Below are some records. Pull every line that contains the word "this".

## begin

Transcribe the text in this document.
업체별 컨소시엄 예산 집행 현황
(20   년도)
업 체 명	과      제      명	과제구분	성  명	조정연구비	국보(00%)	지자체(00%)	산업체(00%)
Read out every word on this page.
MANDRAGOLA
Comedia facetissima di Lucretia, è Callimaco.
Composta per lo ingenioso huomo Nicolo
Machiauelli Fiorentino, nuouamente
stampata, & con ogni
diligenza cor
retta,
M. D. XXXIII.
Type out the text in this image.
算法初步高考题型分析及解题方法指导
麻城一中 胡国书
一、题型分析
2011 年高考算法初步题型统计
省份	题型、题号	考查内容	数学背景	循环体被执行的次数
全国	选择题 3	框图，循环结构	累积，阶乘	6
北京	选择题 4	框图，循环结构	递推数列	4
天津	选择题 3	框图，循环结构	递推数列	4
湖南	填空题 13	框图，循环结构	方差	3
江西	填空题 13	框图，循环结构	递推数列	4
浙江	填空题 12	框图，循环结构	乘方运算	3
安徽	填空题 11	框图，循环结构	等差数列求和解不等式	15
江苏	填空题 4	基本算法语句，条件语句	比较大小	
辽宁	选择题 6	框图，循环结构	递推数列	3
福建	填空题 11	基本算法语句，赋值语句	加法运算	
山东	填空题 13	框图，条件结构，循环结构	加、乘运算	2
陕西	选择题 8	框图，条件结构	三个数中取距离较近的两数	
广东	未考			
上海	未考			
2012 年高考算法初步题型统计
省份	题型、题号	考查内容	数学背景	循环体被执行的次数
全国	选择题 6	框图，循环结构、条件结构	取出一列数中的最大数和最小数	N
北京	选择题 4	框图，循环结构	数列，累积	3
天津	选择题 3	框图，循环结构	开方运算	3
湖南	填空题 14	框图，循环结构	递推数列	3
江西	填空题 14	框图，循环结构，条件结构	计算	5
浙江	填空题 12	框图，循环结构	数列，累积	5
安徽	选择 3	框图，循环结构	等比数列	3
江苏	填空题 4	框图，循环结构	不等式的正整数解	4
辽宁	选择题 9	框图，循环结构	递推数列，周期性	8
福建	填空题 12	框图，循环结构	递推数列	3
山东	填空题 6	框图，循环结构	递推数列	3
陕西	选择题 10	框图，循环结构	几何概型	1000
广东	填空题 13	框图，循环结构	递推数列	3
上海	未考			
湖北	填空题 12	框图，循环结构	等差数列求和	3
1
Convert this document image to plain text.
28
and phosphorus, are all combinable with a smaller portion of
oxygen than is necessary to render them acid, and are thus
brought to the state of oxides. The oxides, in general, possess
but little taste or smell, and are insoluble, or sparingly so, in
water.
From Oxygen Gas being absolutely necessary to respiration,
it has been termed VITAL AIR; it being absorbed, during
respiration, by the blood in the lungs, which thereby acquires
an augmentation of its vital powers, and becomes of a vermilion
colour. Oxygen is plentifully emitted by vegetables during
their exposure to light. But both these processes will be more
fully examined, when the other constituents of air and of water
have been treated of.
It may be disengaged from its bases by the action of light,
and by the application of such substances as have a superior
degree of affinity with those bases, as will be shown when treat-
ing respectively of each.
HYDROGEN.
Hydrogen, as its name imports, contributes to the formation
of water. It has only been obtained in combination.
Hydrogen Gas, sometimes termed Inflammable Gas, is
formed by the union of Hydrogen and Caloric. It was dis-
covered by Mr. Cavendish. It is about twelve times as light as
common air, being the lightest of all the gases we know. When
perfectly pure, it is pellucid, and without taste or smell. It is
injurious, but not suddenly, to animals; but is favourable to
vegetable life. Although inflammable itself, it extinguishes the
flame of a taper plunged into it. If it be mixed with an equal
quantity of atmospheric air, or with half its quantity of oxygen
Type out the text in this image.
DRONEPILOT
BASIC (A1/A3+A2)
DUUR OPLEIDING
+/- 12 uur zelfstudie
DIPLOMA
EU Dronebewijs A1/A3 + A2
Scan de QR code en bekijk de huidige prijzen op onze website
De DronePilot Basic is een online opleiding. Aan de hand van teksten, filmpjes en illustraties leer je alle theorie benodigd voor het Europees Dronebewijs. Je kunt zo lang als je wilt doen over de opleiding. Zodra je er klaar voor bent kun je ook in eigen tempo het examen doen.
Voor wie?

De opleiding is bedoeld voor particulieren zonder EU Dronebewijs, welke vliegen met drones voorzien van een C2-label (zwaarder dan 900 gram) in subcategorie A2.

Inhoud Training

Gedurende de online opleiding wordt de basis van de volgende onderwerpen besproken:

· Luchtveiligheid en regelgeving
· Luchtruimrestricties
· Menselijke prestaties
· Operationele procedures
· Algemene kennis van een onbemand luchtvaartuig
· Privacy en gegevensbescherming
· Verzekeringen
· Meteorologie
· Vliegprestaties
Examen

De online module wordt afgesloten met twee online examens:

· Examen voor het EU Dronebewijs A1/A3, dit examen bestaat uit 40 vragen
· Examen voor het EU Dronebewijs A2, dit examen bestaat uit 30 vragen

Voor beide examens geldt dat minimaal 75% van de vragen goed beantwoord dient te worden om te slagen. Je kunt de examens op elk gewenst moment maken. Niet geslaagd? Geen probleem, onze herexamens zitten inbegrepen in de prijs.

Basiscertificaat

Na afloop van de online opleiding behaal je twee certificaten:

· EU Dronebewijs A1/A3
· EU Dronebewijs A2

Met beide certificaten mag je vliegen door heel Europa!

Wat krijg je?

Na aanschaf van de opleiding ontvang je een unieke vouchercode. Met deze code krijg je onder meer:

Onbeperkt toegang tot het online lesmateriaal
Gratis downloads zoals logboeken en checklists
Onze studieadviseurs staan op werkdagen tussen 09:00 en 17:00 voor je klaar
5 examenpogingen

## end

> The answer:
Transcribe the text in this document.
Read out every word on this page.
Type out the text in this image.
Convert this document image to plain text.
Type out the text in this image.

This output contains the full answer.